→ TASK
Copy out all lines that hold "colapso".

→ EXTRACTED MATERIAL
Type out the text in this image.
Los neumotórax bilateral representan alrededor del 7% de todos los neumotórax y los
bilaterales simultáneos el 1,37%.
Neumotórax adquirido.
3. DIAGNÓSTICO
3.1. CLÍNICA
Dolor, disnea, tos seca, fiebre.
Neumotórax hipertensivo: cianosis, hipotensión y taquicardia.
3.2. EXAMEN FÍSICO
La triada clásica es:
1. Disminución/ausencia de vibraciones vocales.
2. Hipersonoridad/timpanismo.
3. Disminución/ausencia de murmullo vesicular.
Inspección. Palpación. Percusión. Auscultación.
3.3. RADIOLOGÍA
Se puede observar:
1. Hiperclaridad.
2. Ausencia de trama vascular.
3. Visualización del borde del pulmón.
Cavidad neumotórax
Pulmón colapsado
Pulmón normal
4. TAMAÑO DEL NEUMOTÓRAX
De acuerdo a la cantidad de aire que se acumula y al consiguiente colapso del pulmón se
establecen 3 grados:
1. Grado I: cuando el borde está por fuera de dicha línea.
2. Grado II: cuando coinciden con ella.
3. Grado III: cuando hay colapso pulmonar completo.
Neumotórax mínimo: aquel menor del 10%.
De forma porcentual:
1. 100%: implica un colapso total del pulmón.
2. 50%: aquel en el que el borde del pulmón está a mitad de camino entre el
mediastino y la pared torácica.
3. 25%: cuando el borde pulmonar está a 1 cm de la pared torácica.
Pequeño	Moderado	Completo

→ RESULT FOR THIS TASK
De acuerdo a la cantidad de aire que se acumula y al consiguiente colapso del pulmón se
3. Grado III: cuando hay colapso pulmonar completo.
1. 100%: implica un colapso total del pulmón.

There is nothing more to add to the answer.